## MATERIAL FOR THE TASK:
===

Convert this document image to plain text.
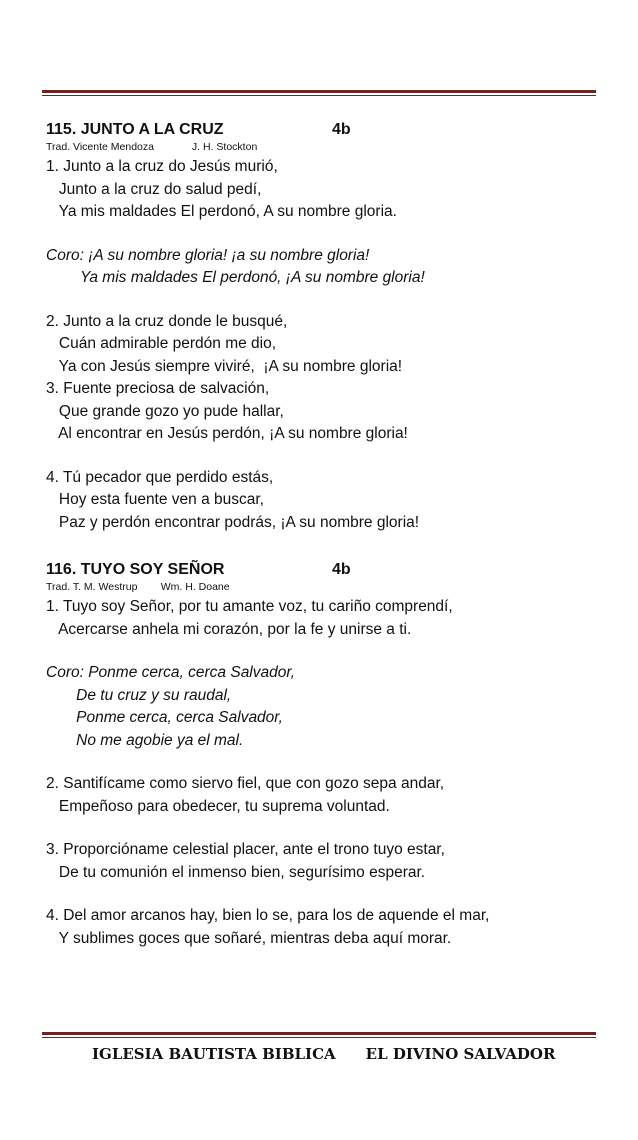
115. JUNTO A LA CRUZ	4b
Trad. Vicente Mendoza	J. H. Stockton
1. Junto a la cruz do Jesús murió,
Junto a la cruz do salud pedí,
Ya mis maldades El perdonó, A su nombre gloria.
Coro: ¡A su nombre gloria! ¡a su nombre gloria!
Ya mis maldades El perdonó, ¡A su nombre gloria!
2. Junto a la cruz donde le busqué,
Cuán admirable perdón me dio,
Ya con Jesús siempre viviré,  ¡A su nombre gloria!
3. Fuente preciosa de salvación,
Que grande gozo yo pude hallar,
Al encontrar en Jesús perdón, ¡A su nombre gloria!
4. Tú pecador que perdido estás,
Hoy esta fuente ven a buscar,
Paz y perdón encontrar podrás, ¡A su nombre gloria!
116. TUYO SOY SEÑOR	4b
Trad. T. M. Westrup Wm. H. Doane
1. Tuyo soy Señor, por tu amante voz, tu cariño comprendí,
Acercarse anhela mi corazón, por la fe y unirse a ti.
Coro: Ponme cerca, cerca Salvador,
De tu cruz y su raudal,
Ponme cerca, cerca Salvador,
No me agobie ya el mal.
2. Santifícame como siervo fiel, que con gozo sepa andar,
Empeñoso para obedecer, tu suprema voluntad.
3. Proporcióname celestial placer, ante el trono tuyo estar,
De tu comunión el inmenso bien, segurísimo esperar.
4. Del amor arcanos hay, bien lo se, para los de aquende el mar,
Y sublimes goces que soñaré, mientras deba aquí morar.
IGLESIA BAUTISTA BIBLICA EL DIVINO SALVADOR
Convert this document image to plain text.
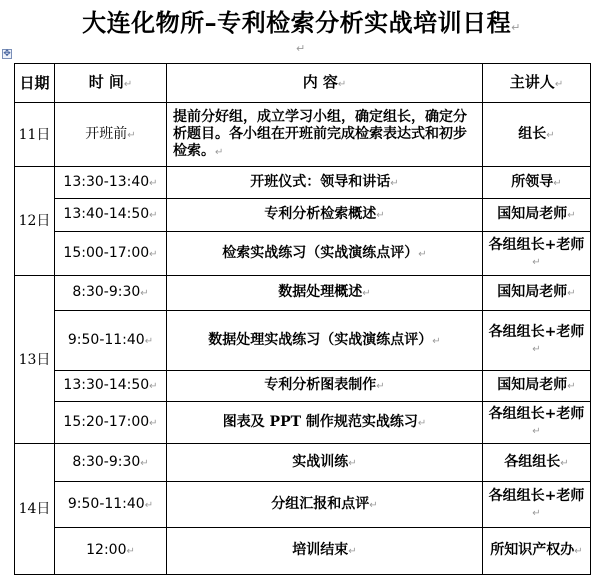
大连化物所–专利检索分析实战培训日程↵
↵
✥
日期	时 间↵	内 容↵	主讲人↵
11日	开班前↵	提前分好组，成立学习小组，确定组长，确定分析题目。各小组在开班前完成检索表达式和初步检索。↵	组长↵
12日	13:30-13:40↵	开班仪式：领导和讲话↵	所领导↵
	13:40-14:50↵	专利分析检索概述↵	国知局老师↵
	15:00-17:00↵	检索实战练习（实战演练点评）↵	各组组长+老师↵
13日	8:30-9:30↵	数据处理概述↵	国知局老师↵
	9:50-11:40↵	数据处理实战练习（实战演练点评）↵	各组组长+老师↵
	13:30-14:50↵	专利分析图表制作↵	国知局老师↵
	15:20-17:00↵	图表及 PPT 制作规范实战练习↵	各组组长+老师↵
14日	8:30-9:30↵	实战训练↵	各组组长↵
	9:50-11:40↵	分组汇报和点评↵	各组组长+老师↵
	12:00↵	培训结束↵	所知识产权办↵
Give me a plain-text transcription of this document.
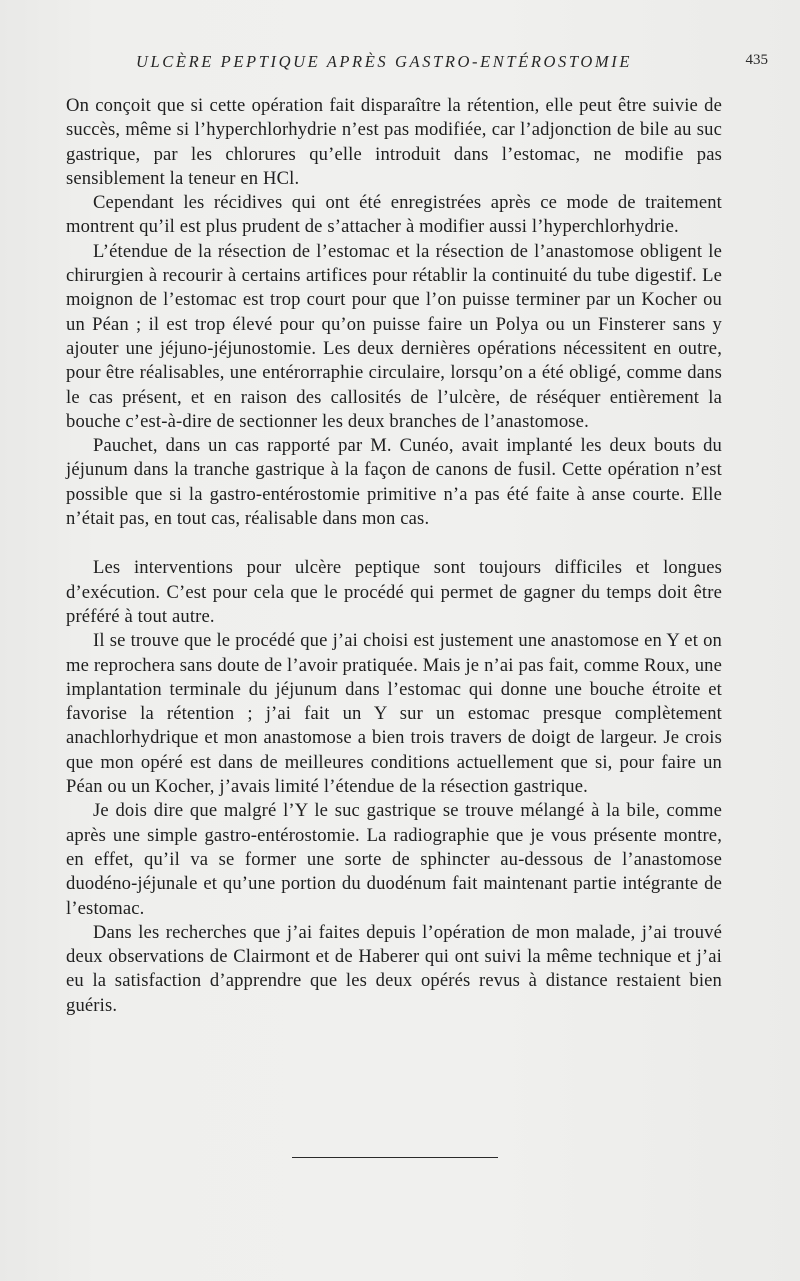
ULCÈRE PEPTIQUE APRÈS GASTRO-ENTÉROSTOMIE	435

On conçoit que si cette opération fait disparaître la rétention, elle peut être suivie de succès, même si l’hyperchlorhydrie n’est pas modifiée, car l’adjonction de bile au suc gastrique, par les chlorures qu’elle introduit dans l’estomac, ne modifie pas sensiblement la teneur en HCl.

Cependant les récidives qui ont été enregistrées après ce mode de traitement montrent qu’il est plus prudent de s’attacher à modifier aussi l’hyperchlorhydrie.

L’étendue de la résection de l’estomac et la résection de l’anastomose obligent le chirurgien à recourir à certains artifices pour rétablir la continuité du tube digestif. Le moignon de l’estomac est trop court pour que l’on puisse terminer par un Kocher ou un Péan ; il est trop élevé pour qu’on puisse faire un Polya ou un Finsterer sans y ajouter une jéjuno-jéjunostomie. Les deux dernières opérations nécessitent en outre, pour être réalisables, une entérorraphie circulaire, lorsqu’on a été obligé, comme dans le cas présent, et en raison des callosités de l’ulcère, de réséquer entièrement la bouche c’est-à-dire de sectionner les deux branches de l’anastomose.

Pauchet, dans un cas rapporté par M. Cunéo, avait implanté les deux bouts du jéjunum dans la tranche gastrique à la façon de canons de fusil. Cette opération n’est possible que si la gastro-entérostomie primitive n’a pas été faite à anse courte. Elle n’était pas, en tout cas, réalisable dans mon cas.

Les interventions pour ulcère peptique sont toujours difficiles et longues d’exécution. C’est pour cela que le procédé qui permet de gagner du temps doit être préféré à tout autre.

Il se trouve que le procédé que j’ai choisi est justement une anastomose en Y et on me reprochera sans doute de l’avoir pratiquée. Mais je n’ai pas fait, comme Roux, une implantation terminale du jéjunum dans l’estomac qui donne une bouche étroite et favorise la rétention ; j’ai fait un Y sur un estomac presque complètement anachlorhydrique et mon anastomose a bien trois travers de doigt de largeur. Je crois que mon opéré est dans de meilleures conditions actuellement que si, pour faire un Péan ou un Kocher, j’avais limité l’étendue de la résection gastrique.

Je dois dire que malgré l’Y le suc gastrique se trouve mélangé à la bile, comme après une simple gastro-entérostomie. La radiographie que je vous présente montre, en effet, qu’il va se former une sorte de sphincter au-dessous de l’anastomose duodéno-jéjunale et qu’une portion du duodénum fait maintenant partie intégrante de l’estomac.

Dans les recherches que j’ai faites depuis l’opération de mon malade, j’ai trouvé deux observations de Clairmont et de Haberer qui ont suivi la même technique et j’ai eu la satisfaction d’apprendre que les deux opérés revus à distance restaient bien guéris.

===

Look through the lines above and collect those with the word "perdón".

## ANSWER FOR THE TASK:
Cuán admirable perdón me dio,
Al encontrar en Jesús perdón, ¡A su nombre gloria!
Paz y perdón encontrar podrás, ¡A su nombre gloria!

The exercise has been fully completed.